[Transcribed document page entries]
:::::

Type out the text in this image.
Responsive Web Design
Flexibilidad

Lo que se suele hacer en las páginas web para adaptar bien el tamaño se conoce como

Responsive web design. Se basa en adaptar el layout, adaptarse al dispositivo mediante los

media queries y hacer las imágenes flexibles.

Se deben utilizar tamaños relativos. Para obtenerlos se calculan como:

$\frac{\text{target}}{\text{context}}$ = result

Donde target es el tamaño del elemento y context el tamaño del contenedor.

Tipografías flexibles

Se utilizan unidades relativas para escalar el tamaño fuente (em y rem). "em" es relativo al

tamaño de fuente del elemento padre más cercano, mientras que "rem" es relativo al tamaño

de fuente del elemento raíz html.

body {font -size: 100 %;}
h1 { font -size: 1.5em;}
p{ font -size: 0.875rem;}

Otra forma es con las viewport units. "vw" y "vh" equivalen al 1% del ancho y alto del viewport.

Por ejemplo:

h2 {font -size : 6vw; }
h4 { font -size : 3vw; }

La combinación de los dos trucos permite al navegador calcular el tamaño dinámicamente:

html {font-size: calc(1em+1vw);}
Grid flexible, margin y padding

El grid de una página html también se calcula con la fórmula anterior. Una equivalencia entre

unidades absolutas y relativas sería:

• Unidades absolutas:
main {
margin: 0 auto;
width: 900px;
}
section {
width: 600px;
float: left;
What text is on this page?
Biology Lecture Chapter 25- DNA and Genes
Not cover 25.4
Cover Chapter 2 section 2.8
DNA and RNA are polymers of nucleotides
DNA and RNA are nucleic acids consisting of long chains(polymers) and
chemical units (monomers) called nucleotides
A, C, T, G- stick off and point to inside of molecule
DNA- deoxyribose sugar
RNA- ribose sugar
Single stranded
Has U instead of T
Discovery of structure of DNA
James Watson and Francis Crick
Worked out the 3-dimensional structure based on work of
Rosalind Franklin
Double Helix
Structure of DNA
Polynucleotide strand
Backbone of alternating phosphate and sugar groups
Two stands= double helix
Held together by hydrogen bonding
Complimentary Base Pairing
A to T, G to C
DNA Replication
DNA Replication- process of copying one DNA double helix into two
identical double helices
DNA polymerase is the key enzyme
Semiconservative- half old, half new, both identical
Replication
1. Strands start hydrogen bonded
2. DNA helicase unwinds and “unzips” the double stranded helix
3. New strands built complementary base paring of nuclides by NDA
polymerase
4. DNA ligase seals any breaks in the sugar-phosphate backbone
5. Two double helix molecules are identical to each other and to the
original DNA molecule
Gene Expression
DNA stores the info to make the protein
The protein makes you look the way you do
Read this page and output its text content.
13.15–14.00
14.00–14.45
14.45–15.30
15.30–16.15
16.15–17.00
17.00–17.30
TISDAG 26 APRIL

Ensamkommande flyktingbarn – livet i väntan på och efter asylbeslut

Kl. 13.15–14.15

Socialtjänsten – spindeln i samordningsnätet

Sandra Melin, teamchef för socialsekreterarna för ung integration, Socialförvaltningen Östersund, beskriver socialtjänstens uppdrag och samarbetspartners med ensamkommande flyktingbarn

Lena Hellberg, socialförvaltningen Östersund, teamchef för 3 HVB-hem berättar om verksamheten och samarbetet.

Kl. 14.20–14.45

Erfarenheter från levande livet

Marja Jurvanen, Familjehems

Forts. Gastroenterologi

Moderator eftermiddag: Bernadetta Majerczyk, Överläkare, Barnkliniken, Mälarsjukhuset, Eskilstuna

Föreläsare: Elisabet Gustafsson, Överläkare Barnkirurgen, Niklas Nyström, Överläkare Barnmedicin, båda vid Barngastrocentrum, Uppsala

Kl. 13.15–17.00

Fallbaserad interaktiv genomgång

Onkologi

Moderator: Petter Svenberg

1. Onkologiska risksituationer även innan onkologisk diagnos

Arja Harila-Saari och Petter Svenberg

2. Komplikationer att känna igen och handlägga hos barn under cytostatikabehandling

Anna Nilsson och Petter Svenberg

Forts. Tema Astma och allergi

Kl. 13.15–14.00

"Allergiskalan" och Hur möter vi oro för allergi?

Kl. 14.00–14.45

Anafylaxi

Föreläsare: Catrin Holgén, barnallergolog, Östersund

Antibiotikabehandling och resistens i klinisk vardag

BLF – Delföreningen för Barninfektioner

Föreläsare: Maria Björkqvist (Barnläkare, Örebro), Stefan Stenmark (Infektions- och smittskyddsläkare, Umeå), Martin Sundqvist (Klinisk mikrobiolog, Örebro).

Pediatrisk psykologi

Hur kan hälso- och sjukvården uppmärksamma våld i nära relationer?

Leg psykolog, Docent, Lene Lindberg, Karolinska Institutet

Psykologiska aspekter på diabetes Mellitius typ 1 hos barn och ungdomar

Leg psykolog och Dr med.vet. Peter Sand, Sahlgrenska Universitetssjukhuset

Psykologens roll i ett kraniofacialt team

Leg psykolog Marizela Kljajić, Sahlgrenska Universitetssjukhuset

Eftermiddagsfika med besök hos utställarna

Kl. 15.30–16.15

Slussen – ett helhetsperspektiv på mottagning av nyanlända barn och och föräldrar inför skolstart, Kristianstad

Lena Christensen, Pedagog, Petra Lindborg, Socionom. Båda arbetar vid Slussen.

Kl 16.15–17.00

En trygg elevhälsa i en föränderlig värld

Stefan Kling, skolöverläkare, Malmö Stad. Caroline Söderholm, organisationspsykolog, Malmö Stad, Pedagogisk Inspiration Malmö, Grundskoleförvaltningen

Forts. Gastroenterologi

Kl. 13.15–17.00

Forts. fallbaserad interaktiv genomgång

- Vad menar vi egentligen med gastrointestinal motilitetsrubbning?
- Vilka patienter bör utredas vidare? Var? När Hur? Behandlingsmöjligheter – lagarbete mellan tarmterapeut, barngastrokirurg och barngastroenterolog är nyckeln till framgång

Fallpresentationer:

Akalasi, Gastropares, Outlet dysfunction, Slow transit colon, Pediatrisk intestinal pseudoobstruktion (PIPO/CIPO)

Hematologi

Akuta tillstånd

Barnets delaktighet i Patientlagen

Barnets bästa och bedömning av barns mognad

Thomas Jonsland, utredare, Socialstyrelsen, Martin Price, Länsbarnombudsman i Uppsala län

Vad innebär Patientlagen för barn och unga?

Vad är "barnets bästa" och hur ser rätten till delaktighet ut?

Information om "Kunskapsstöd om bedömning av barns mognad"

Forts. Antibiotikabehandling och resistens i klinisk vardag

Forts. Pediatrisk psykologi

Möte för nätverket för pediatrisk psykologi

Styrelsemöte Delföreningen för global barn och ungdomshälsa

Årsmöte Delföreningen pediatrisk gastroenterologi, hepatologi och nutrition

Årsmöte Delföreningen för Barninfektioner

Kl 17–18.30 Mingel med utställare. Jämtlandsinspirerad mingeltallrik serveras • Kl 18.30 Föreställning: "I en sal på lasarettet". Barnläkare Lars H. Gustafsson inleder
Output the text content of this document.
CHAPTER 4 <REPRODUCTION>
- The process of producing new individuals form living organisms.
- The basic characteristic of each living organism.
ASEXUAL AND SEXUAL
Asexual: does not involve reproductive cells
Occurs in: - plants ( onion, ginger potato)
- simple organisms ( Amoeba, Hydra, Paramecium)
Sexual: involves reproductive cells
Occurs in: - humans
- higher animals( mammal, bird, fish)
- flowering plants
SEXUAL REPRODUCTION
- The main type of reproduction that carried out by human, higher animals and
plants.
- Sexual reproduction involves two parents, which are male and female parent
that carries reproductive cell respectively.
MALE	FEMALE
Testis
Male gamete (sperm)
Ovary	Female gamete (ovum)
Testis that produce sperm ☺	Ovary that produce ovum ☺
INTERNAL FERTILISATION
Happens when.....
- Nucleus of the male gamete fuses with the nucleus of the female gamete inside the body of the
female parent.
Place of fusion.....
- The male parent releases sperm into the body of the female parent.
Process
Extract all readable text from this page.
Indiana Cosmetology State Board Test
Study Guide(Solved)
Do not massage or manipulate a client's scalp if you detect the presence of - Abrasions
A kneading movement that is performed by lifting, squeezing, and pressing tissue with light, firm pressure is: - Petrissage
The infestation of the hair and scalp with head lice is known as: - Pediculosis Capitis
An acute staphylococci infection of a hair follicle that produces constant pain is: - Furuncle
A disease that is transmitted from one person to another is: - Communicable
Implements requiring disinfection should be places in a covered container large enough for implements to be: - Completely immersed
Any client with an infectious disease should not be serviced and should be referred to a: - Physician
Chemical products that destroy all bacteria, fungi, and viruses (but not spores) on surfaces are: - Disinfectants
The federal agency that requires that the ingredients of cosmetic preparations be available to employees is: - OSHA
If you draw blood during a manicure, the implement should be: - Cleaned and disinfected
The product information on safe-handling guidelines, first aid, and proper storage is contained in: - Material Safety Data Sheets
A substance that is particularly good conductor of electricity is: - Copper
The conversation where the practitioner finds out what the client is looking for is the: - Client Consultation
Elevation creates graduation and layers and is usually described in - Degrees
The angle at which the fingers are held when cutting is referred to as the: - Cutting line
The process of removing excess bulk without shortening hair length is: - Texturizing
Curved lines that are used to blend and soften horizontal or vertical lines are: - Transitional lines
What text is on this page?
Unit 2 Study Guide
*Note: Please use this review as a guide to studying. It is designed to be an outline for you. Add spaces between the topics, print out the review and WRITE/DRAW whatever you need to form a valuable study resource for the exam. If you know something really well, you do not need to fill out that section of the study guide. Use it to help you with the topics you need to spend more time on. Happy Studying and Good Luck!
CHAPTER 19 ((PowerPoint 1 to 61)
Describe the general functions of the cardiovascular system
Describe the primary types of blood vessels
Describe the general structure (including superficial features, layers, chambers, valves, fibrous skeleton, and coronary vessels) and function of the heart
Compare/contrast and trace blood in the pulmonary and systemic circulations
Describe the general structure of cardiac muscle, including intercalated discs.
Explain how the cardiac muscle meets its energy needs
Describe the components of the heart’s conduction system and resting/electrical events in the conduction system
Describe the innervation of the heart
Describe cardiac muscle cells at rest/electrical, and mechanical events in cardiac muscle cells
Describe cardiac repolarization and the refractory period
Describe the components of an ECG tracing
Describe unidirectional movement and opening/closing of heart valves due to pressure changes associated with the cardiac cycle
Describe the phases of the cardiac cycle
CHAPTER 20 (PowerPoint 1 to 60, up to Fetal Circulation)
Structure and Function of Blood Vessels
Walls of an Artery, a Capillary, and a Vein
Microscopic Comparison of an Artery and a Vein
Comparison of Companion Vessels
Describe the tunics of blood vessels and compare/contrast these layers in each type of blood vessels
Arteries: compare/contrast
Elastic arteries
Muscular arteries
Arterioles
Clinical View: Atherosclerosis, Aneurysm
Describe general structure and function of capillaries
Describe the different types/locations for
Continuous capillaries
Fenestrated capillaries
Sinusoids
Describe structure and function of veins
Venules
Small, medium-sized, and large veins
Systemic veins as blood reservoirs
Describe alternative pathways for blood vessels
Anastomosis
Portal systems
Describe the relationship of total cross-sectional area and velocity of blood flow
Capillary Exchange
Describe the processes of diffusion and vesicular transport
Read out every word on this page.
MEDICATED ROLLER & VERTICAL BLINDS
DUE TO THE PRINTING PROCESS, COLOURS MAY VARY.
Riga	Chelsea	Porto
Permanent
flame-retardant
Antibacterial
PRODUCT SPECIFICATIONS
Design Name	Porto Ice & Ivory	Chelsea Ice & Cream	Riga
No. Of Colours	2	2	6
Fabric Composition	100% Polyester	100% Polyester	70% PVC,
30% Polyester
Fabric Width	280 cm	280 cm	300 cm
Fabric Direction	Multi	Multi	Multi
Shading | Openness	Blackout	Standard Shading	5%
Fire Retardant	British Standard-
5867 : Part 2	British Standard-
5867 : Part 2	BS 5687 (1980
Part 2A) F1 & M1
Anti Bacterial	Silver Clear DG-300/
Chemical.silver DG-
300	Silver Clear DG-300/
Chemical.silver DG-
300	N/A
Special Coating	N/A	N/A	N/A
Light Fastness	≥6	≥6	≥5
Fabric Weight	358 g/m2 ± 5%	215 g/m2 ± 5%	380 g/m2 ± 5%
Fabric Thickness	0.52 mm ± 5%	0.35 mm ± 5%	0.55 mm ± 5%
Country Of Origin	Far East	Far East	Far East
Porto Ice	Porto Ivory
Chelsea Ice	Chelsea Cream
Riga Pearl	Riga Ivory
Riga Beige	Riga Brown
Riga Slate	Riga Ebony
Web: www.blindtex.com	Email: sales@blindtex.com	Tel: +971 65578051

:::::

- **What the exercise asks**: Look through the entries. Copy out each line with "Polyester" in it.

- **Your solution**:
Fabric Composition	100% Polyester	100% Polyester	70% PVC,
30% Polyester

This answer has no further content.